**Challenge**
Write out the whole listing again, exactly as given.

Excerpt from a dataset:
◇ ◇ ◇ ◇

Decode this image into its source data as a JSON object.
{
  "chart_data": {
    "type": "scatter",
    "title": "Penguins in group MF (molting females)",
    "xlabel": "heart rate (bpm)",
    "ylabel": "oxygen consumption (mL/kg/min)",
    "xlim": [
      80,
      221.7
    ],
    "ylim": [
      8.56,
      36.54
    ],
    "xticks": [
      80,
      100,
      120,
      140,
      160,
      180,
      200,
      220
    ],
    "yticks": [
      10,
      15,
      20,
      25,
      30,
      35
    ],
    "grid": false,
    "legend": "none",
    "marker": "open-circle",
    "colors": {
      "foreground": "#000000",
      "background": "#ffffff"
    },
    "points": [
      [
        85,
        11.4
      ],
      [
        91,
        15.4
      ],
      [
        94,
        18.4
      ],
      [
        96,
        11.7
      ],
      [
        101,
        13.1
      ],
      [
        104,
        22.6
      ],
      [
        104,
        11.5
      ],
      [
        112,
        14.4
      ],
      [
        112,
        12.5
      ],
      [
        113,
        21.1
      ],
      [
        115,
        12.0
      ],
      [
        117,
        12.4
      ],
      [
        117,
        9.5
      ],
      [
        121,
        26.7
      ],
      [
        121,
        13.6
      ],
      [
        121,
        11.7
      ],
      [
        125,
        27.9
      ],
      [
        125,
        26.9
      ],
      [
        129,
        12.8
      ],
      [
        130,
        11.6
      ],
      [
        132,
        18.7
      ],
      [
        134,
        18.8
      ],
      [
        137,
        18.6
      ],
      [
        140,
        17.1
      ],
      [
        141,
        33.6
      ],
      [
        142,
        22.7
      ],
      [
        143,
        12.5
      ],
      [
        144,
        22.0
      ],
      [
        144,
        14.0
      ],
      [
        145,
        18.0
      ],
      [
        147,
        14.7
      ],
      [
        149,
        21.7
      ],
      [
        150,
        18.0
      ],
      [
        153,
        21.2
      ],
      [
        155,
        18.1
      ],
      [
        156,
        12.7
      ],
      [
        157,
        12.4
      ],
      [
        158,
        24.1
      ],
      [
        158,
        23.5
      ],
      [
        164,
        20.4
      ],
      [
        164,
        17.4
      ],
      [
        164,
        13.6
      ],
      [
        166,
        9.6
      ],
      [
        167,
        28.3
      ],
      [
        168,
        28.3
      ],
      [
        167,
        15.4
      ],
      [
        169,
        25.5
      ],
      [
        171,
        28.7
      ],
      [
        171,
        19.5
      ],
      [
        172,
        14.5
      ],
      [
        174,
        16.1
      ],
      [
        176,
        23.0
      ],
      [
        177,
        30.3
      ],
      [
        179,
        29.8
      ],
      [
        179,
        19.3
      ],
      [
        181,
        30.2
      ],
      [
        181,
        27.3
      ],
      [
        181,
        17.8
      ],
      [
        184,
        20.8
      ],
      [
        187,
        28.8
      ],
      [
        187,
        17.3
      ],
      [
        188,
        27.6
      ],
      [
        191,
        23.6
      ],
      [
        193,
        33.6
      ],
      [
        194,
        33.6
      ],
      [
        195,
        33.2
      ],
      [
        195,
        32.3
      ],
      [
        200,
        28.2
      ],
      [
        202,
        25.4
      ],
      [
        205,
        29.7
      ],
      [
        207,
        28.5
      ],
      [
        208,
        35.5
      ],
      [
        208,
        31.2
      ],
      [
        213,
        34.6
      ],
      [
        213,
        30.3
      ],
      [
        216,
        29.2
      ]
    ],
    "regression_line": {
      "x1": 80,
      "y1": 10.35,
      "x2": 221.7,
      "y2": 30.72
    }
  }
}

◇ ◇ ◇ ◇

**Task answer**
Decode this image into its source data as a JSON object.
{
  "chart_data": {
    "type": "scatter",
    "title": "Penguins in group MF (molting females)",
    "xlabel": "heart rate (bpm)",
    "ylabel": "oxygen consumption (mL/kg/min)",
    "xlim": [
      80,
      221.7
    ],
    "ylim": [
      8.56,
      36.54
    ],
    "xticks": [
      80,
      100,
      120,
      140,
      160,
      180,
      200,
      220
    ],
    "yticks": [
      10,
      15,
      20,
      25,
      30,
      35
    ],
    "grid": false,
    "legend": "none",
    "marker": "open-circle",
    "colors": {
      "foreground": "#000000",
      "background": "#ffffff"
    },
    "points": [
      [
        85,
        11.4
      ],
      [
        91,
        15.4
      ],
      [
        94,
        18.4
      ],
      [
        96,
        11.7
      ],
      [
        101,
        13.1
      ],
      [
        104,
        22.6
      ],
      [
        104,
        11.5
      ],
      [
        112,
        14.4
      ],
      [
        112,
        12.5
      ],
      [
        113,
        21.1
      ],
      [
        115,
        12.0
      ],
      [
        117,
        12.4
      ],
      [
        117,
        9.5
      ],
      [
        121,
        26.7
      ],
      [
        121,
        13.6
      ],
      [
        121,
        11.7
      ],
      [
        125,
        27.9
      ],
      [
        125,
        26.9
      ],
      [
        129,
        12.8
      ],
      [
        130,
        11.6
      ],
      [
        132,
        18.7
      ],
      [
        134,
        18.8
      ],
      [
        137,
        18.6
      ],
      [
        140,
        17.1
      ],
      [
        141,
        33.6
      ],
      [
        142,
        22.7
      ],
      [
        143,
        12.5
      ],
      [
        144,
        22.0
      ],
      [
        144,
        14.0
      ],
      [
        145,
        18.0
      ],
      [
        147,
        14.7
      ],
      [
        149,
        21.7
      ],
      [
        150,
        18.0
      ],
      [
        153,
        21.2
      ],
      [
        155,
        18.1
      ],
      [
        156,
        12.7
      ],
      [
        157,
        12.4
      ],
      [
        158,
        24.1
      ],
      [
        158,
        23.5
      ],
      [
        164,
        20.4
      ],
      [
        164,
        17.4
      ],
      [
        164,
        13.6
      ],
      [
        166,
        9.6
      ],
      [
        167,
        28.3
      ],
      [
        168,
        28.3
      ],
      [
        167,
        15.4
      ],
      [
        169,
        25.5
      ],
      [
        171,
        28.7
      ],
      [
        171,
        19.5
      ],
      [
        172,
        14.5
      ],
      [
        174,
        16.1
      ],
      [
        176,
        23.0
      ],
      [
        177,
        30.3
      ],
      [
        179,
        29.8
      ],
      [
        179,
        19.3
      ],
      [
        181,
        30.2
      ],
      [
        181,
        27.3
      ],
      [
        181,
        17.8
      ],
      [
        184,
        20.8
      ],
      [
        187,
        28.8
      ],
      [
        187,
        17.3
      ],
      [
        188,
        27.6
      ],
      [
        191,
        23.6
      ],
      [
        193,
        33.6
      ],
      [
        194,
        33.6
      ],
      [
        195,
        33.2
      ],
      [
        195,
        32.3
      ],
      [
        200,
        28.2
      ],
      [
        202,
        25.4
      ],
      [
        205,
        29.7
      ],
      [
        207,
        28.5
      ],
      [
        208,
        35.5
      ],
      [
        208,
        31.2
      ],
      [
        213,
        34.6
      ],
      [
        213,
        30.3
      ],
      [
        216,
        29.2
      ]
    ],
    "regression_line": {
      "x1": 80,
      "y1": 10.35,
      "x2": 221.7,
      "y2": 30.72
    }
  }
}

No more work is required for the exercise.